▼

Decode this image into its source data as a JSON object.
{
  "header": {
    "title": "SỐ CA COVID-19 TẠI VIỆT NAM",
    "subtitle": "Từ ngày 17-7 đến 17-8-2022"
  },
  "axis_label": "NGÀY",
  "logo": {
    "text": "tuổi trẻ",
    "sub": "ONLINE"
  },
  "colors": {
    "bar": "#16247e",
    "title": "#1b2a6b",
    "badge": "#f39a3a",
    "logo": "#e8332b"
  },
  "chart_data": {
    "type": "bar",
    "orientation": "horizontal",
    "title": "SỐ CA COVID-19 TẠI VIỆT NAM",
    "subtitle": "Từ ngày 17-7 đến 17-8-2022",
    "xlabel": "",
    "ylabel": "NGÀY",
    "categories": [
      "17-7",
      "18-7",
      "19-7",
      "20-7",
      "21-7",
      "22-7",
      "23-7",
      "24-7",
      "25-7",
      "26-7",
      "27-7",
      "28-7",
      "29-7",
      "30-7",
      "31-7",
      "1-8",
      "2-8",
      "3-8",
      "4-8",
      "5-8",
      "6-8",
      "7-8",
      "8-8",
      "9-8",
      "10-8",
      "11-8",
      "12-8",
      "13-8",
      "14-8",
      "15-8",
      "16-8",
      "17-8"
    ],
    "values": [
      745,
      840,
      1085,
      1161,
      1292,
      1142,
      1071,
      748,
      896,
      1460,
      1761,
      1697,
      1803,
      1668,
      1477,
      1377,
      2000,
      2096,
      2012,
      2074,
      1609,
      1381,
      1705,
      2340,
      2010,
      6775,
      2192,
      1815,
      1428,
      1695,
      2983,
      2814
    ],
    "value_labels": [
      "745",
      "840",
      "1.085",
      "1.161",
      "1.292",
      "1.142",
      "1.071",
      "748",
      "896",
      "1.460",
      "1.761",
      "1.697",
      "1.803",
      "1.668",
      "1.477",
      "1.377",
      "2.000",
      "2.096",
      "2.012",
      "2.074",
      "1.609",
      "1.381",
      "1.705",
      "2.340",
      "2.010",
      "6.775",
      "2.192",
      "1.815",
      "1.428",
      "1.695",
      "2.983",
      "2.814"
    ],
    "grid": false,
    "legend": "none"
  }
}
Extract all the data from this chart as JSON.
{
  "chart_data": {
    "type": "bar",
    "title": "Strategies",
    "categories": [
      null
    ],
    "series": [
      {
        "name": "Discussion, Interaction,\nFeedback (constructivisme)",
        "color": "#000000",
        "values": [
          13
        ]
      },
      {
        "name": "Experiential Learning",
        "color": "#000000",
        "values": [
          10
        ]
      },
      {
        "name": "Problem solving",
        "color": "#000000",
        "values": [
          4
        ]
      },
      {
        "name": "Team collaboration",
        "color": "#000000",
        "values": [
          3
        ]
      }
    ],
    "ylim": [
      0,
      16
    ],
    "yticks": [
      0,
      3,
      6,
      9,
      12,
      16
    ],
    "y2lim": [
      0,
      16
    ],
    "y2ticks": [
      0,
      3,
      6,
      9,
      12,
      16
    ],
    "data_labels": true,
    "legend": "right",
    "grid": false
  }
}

▲

__PROBLEM TO WORK ON__: Each line of the listing should be copied exactly.

__EXERCISE ANSWER__:
Decode this image into its source data as a JSON object.
{
  "header": {
    "title": "SỐ CA COVID-19 TẠI VIỆT NAM",
    "subtitle": "Từ ngày 17-7 đến 17-8-2022"
  },
  "axis_label": "NGÀY",
  "logo": {
    "text": "tuổi trẻ",
    "sub": "ONLINE"
  },
  "colors": {
    "bar": "#16247e",
    "title": "#1b2a6b",
    "badge": "#f39a3a",
    "logo": "#e8332b"
  },
  "chart_data": {
    "type": "bar",
    "orientation": "horizontal",
    "title": "SỐ CA COVID-19 TẠI VIỆT NAM",
    "subtitle": "Từ ngày 17-7 đến 17-8-2022",
    "xlabel": "",
    "ylabel": "NGÀY",
    "categories": [
      "17-7",
      "18-7",
      "19-7",
      "20-7",
      "21-7",
      "22-7",
      "23-7",
      "24-7",
      "25-7",
      "26-7",
      "27-7",
      "28-7",
      "29-7",
      "30-7",
      "31-7",
      "1-8",
      "2-8",
      "3-8",
      "4-8",
      "5-8",
      "6-8",
      "7-8",
      "8-8",
      "9-8",
      "10-8",
      "11-8",
      "12-8",
      "13-8",
      "14-8",
      "15-8",
      "16-8",
      "17-8"
    ],
    "values": [
      745,
      840,
      1085,
      1161,
      1292,
      1142,
      1071,
      748,
      896,
      1460,
      1761,
      1697,
      1803,
      1668,
      1477,
      1377,
      2000,
      2096,
      2012,
      2074,
      1609,
      1381,
      1705,
      2340,
      2010,
      6775,
      2192,
      1815,
      1428,
      1695,
      2983,
      2814
    ],
    "value_labels": [
      "745",
      "840",
      "1.085",
      "1.161",
      "1.292",
      "1.142",
      "1.071",
      "748",
      "896",
      "1.460",
      "1.761",
      "1.697",
      "1.803",
      "1.668",
      "1.477",
      "1.377",
      "2.000",
      "2.096",
      "2.012",
      "2.074",
      "1.609",
      "1.381",
      "1.705",
      "2.340",
      "2.010",
      "6.775",
      "2.192",
      "1.815",
      "1.428",
      "1.695",
      "2.983",
      "2.814"
    ],
    "grid": false,
    "legend": "none"
  }
}
Extract all the data from this chart as JSON.
{
  "chart_data": {
    "type": "bar",
    "title": "Strategies",
    "categories": [
      null
    ],
    "series": [
      {
        "name": "Discussion, Interaction,\nFeedback (constructivisme)",
        "color": "#000000",
        "values": [
          13
        ]
      },
      {
        "name": "Experiential Learning",
        "color": "#000000",
        "values": [
          10
        ]
      },
      {
        "name": "Problem solving",
        "color": "#000000",
        "values": [
          4
        ]
      },
      {
        "name": "Team collaboration",
        "color": "#000000",
        "values": [
          3
        ]
      }
    ],
    "ylim": [
      0,
      16
    ],
    "yticks": [
      0,
      3,
      6,
      9,
      12,
      16
    ],
    "y2lim": [
      0,
      16
    ],
    "y2ticks": [
      0,
      3,
      6,
      9,
      12,
      16
    ],
    "data_labels": true,
    "legend": "right",
    "grid": false
  }
}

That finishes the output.